Task goal: Rewrite the lines as a JSON list of strings, one string per line and blank lines left out, starting at the first line of the records and ending at the line that contains "key-icon: 🔑 [410, 442, 430, 460]", both included. Cover only those lines.

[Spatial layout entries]
________________________________________

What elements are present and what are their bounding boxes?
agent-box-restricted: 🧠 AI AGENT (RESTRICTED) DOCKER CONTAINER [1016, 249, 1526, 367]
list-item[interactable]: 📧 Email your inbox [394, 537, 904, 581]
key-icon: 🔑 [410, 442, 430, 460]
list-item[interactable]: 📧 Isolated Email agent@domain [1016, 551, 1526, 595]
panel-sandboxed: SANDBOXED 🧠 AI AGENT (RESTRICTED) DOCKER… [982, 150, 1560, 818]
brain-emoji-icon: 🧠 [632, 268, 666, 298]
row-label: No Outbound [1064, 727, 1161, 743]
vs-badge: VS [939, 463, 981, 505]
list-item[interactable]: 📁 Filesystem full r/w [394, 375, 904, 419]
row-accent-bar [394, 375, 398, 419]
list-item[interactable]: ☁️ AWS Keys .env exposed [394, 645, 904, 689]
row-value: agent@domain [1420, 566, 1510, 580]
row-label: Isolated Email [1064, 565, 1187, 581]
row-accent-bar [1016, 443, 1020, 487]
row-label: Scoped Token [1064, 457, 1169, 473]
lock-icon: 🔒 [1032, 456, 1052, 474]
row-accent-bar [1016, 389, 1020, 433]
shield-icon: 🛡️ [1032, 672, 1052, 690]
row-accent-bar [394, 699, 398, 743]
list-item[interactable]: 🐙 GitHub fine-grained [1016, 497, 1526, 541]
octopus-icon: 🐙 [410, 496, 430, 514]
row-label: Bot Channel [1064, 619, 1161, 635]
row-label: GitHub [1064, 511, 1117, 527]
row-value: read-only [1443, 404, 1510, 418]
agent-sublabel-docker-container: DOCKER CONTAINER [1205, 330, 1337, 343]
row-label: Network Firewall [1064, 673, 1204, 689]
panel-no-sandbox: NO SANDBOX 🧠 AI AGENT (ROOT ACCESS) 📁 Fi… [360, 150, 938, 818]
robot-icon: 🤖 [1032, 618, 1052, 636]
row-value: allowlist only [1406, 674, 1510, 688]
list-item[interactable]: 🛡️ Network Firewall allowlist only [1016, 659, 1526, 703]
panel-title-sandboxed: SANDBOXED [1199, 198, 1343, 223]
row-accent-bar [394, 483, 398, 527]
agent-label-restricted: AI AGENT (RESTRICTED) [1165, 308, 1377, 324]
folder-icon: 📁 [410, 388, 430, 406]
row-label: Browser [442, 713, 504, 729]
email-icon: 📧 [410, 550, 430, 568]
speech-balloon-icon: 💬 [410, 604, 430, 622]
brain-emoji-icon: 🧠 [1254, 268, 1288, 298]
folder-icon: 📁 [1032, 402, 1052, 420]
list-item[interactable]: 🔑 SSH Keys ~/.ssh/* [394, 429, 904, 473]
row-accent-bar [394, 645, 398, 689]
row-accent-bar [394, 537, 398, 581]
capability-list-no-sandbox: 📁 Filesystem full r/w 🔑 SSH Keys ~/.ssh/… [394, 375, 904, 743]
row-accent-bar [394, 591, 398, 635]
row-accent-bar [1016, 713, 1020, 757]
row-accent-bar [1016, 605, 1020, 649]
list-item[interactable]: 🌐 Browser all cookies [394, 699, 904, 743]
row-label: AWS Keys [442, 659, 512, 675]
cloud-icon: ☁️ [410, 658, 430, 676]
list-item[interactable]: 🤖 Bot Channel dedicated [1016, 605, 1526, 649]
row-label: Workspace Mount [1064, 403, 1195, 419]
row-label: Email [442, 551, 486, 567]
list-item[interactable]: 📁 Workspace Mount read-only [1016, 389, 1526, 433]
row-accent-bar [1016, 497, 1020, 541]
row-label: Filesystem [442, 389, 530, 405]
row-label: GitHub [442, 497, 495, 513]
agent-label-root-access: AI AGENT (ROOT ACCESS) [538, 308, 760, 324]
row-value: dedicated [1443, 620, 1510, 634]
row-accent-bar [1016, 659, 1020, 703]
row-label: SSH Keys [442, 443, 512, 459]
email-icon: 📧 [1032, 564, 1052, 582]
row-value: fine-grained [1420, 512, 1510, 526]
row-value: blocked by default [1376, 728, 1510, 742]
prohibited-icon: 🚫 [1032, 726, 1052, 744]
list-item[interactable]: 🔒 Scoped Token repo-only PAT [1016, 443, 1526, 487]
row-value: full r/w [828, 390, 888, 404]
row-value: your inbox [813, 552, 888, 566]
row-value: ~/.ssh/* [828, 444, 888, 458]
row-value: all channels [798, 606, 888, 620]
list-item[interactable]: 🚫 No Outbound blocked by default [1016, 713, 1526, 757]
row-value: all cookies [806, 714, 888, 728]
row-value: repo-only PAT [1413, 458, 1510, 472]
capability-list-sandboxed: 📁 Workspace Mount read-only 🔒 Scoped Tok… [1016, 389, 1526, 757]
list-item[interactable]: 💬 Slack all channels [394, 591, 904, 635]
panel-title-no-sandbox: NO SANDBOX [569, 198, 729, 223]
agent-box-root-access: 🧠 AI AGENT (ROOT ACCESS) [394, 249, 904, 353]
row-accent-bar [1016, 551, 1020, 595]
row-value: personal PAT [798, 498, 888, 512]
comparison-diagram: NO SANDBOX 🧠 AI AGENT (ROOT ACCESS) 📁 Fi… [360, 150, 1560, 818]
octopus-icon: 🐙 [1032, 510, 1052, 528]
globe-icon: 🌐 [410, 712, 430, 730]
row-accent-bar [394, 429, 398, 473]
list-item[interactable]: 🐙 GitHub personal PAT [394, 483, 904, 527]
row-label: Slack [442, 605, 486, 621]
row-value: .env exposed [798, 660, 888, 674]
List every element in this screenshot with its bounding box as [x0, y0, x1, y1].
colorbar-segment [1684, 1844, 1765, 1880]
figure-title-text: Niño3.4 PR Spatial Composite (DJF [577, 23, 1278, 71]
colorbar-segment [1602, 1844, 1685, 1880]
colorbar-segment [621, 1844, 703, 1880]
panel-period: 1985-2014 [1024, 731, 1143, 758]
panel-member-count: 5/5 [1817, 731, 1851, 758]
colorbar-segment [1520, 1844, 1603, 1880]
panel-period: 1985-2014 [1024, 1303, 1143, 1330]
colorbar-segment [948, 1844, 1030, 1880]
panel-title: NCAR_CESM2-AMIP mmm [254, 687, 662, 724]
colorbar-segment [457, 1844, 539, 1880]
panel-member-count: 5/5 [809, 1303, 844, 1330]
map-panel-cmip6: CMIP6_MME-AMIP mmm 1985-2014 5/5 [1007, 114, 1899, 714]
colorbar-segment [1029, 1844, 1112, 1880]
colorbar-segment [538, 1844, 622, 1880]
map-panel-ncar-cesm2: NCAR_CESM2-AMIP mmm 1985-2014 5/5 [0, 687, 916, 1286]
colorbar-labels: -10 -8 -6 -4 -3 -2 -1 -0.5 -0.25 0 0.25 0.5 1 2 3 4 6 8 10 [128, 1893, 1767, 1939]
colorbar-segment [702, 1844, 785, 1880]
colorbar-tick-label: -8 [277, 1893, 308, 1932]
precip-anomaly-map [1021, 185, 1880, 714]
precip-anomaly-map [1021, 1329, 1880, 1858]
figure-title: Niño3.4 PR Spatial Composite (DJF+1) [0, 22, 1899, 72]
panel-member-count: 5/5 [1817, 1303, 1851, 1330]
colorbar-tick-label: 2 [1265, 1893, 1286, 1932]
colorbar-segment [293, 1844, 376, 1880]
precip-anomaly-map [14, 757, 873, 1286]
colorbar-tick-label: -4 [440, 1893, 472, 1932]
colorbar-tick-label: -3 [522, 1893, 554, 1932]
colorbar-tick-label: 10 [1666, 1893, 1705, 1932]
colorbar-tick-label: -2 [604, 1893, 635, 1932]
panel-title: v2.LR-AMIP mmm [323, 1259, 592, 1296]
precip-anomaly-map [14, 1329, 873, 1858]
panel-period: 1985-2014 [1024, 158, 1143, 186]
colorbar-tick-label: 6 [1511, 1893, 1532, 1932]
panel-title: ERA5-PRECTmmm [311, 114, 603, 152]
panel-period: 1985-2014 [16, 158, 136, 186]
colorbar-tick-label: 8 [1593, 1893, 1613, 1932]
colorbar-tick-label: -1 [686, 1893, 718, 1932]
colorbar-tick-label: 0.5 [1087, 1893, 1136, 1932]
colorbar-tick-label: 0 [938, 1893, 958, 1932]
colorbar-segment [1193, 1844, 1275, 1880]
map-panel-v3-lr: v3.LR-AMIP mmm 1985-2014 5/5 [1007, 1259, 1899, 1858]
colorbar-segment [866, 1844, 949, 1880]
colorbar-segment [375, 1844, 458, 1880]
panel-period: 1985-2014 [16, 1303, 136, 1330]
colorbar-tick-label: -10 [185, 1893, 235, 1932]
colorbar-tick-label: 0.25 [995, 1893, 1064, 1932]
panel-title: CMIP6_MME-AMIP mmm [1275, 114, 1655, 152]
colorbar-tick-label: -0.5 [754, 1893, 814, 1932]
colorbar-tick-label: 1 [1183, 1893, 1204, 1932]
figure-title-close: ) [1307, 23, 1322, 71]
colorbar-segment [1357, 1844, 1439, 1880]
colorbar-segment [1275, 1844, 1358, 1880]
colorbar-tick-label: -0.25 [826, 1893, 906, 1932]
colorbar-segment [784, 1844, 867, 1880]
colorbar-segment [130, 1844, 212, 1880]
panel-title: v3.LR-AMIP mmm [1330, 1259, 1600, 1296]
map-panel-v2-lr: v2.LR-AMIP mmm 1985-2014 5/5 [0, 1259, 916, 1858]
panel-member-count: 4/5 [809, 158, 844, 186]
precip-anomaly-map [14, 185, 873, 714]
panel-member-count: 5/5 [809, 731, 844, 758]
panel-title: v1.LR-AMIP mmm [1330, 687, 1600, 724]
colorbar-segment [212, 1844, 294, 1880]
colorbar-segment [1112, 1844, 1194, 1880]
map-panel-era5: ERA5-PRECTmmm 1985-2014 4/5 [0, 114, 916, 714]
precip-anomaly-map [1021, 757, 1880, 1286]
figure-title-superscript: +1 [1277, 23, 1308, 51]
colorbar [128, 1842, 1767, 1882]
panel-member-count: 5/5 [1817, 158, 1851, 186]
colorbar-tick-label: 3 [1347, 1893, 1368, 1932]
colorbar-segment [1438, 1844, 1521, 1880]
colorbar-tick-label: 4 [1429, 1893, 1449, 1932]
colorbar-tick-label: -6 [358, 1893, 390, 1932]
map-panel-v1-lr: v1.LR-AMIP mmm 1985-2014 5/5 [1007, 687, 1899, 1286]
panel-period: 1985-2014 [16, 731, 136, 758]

________________________________________

Task response:
[
  "What elements are present and what are their bounding boxes?",
  "agent-box-restricted: 🧠 AI AGENT (RESTRICTED) DOCKER CONTAINER [1016, 249, 1526, 367]",
  "list-item[interactable]: 📧 Email your inbox [394, 537, 904, 581]",
  "key-icon: 🔑 [410, 442, 430, 460]"
]